TRECHO FORNECIDO:
>>>>>
A medida consta do projeto de Lei Orçamentária Anual (PLOA) de 2027, enviado nesta segunda-feira (31) ao Congresso Nacional.

Instituído pelo Artigo 6 do arcabouço fiscal, o mecanismo é acionado quando o governo registra déficit primário, resultado negativo nas contas do governo sem os juros da dívida pública. Como houve resultado negativo em 2025 e há previsão de novo déficit em 2026, a limitação deverá valer para 2027.

O gatilho só poderá deixar de ser aplicado quando as contas públicas voltarem a registrar superávit primário.

Limite aos salários

Pela regra, enquanto houver déficit primário até 2030, as despesas com pessoal não poderão crescer mais de 0,6% ao ano acima da inflação. O limite abrange gastos com servidores ativos, aposentados e pensionistas, mas não abrange o pagamento com sentenças judiciais, nas quais estão incluídas os precatórios.

Na prática, a regra impede que o governo conceda, em 2027, reajustes que representem ganho real para o funcionalismo federal, caso as contas permaneçam no vermelho.

Como funciona

O déficit primário ocorre quando as receitas do governo ficam abaixo das despesas, sem considerar o pagamento de juros da dívida pública. Já o superávit primário acontece quando as receitas superam as despesas, também sem levar em conta os juros.

O arcabouço fiscal, aprovado em 2023, estabelece que o crescimento das despesas deve corresponder a até 70% da alta das receitas, respeitado o limite de 2,5% ao ano acima da inflação.
<<<<<
REGISTROS FORNECIDOS:
>>>>>
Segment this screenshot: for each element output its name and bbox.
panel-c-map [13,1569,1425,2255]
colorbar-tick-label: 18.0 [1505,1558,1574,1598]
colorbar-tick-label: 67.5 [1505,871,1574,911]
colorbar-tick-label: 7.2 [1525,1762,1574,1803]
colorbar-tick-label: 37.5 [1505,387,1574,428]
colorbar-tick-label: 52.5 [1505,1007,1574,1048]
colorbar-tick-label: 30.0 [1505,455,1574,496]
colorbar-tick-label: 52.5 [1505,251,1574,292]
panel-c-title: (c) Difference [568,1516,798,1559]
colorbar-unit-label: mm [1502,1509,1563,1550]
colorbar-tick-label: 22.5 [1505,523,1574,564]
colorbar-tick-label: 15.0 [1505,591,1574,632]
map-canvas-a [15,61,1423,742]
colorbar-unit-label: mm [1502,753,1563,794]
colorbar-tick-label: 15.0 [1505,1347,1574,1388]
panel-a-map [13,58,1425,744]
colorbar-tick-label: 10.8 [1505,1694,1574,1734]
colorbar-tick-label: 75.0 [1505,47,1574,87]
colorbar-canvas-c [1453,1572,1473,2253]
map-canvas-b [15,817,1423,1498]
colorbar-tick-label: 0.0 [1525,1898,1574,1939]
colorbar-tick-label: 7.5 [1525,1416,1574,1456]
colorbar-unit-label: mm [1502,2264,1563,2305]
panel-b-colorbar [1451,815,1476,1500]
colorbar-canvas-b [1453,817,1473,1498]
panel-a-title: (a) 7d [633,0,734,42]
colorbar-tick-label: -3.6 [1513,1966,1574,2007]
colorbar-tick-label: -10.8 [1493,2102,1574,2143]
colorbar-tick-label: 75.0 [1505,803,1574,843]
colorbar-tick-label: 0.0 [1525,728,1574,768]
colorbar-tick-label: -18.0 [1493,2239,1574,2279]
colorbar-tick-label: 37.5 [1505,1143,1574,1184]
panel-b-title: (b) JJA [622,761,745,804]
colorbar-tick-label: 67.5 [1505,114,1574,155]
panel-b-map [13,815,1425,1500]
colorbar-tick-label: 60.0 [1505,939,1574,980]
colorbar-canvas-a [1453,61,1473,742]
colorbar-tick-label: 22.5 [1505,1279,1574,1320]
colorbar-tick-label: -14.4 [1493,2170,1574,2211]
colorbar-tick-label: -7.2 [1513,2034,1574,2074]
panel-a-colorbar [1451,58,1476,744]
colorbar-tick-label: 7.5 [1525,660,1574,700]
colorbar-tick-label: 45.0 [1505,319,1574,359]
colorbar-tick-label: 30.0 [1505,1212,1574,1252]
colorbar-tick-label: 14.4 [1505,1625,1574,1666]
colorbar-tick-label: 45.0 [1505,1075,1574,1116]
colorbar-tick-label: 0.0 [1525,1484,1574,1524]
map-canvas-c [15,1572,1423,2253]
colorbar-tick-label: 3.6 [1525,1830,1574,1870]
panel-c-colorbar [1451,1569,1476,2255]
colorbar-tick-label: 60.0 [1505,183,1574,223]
<<<<<
OBJETIVO DO EXERCÍCIO: Dê continuidade ao texto sobre o limite aos gastos com pessoal no arcabouço fiscal a partir do ponto em que ele termina. Os registros não têm nenhum papel nesta atividade.

EXERCÍCIO RESOLVIDO:
No fim de 2024, o Congresso aprovou novas regras para reforçar o controle das contas públicas. Entre elas está a restrição a incentivos e benefícios tributários em caso de déficit primário, além do limite para o crescimento das despesas com pessoal.

Acordo com categorias

A restrição ocorre após o governo ter firmado, em 2024, acordos salariais com a maior parte dos servidores do Executivo federal. As negociações contemplaram reajustes para 2025 e 2026 e reestruturações de carreiras.

Na época, o governo informou que os acordos alcançavam 98,2% dos servidores federais. A ministra da Gestão e Inovação, Esther Dweck, afirmou que as negociações garantiriam a reposição da inflação durante o mandato, além de ganho real para as categorias.

Com a nova limitação fiscal, porém, o espaço para novos aumentos acima da inflação em 2027 fica reduzido enquanto o governo permanecer em situação de déficit primário.